» **What you are asked to do**
The material below should be written out in full and exactly; pictures stay out of the copy.

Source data

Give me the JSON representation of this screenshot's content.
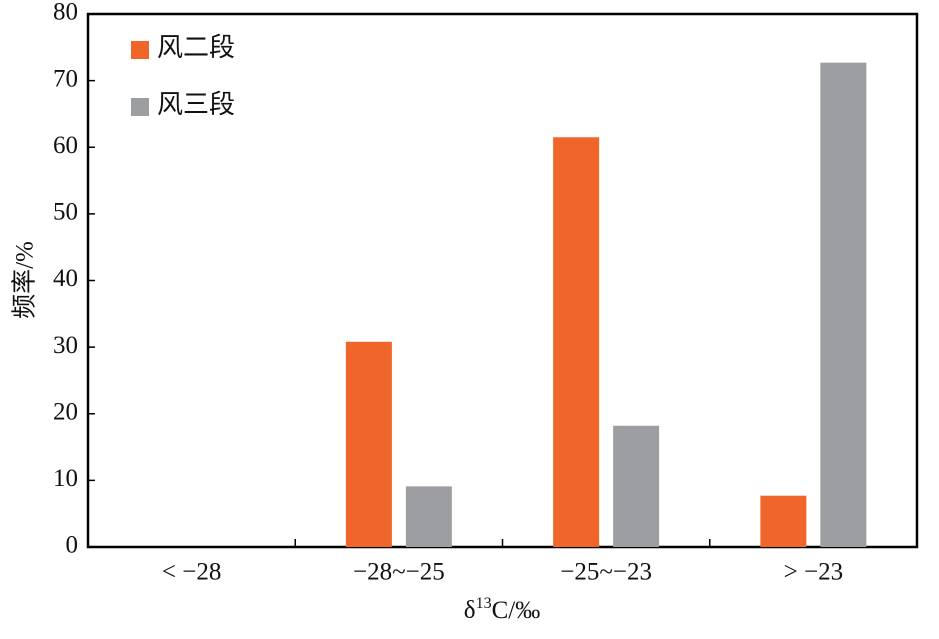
{
  "chart_data": {
    "type": "bar",
    "categories": [
      "< −28",
      "−28~−25",
      "−25~−23",
      "> −23"
    ],
    "series": [
      {
        "name": "风二段",
        "color": "#f0652a",
        "values": [
          0,
          30.8,
          61.5,
          7.7
        ]
      },
      {
        "name": "风三段",
        "color": "#9d9ea2",
        "values": [
          0,
          9.1,
          18.2,
          72.7
        ]
      }
    ],
    "ylabel": "频率/%",
    "xlabel": [
      "δ",
      "13",
      "C/‰"
    ],
    "ylim": [
      0,
      80
    ],
    "yticks": [
      0,
      10,
      20,
      30,
      40,
      50,
      60,
      70,
      80
    ],
    "grid": false,
    "legend": "upper left"
  }
}
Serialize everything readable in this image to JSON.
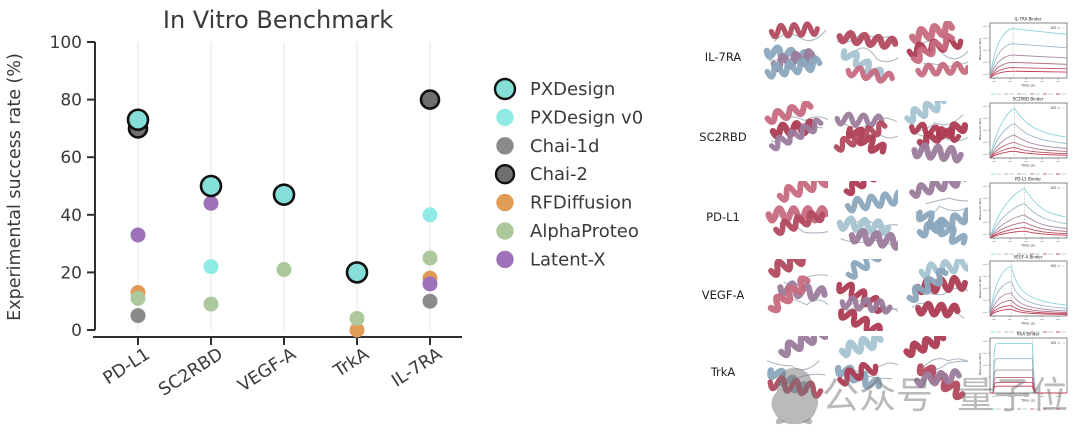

» **Answer for the task**
Give me the JSON representation of this screenshot's content.
{
  "chart_data": {
    "type": "bar",
    "categories": [
      "< −28",
      "−28~−25",
      "−25~−23",
      "> −23"
    ],
    "series": [
      {
        "name": "风二段",
        "color": "#f0652a",
        "values": [
          0,
          30.8,
          61.5,
          7.7
        ]
      },
      {
        "name": "风三段",
        "color": "#9d9ea2",
        "values": [
          0,
          9.1,
          18.2,
          72.7
        ]
      }
    ],
    "ylabel": "频率/%",
    "xlabel": [
      "δ",
      "13",
      "C/‰"
    ],
    "ylim": [
      0,
      80
    ],
    "yticks": [
      0,
      10,
      20,
      30,
      40,
      50,
      60,
      70,
      80
    ],
    "grid": false,
    "legend": "upper left"
  }
}
Serialize everything readable in this image to JSON.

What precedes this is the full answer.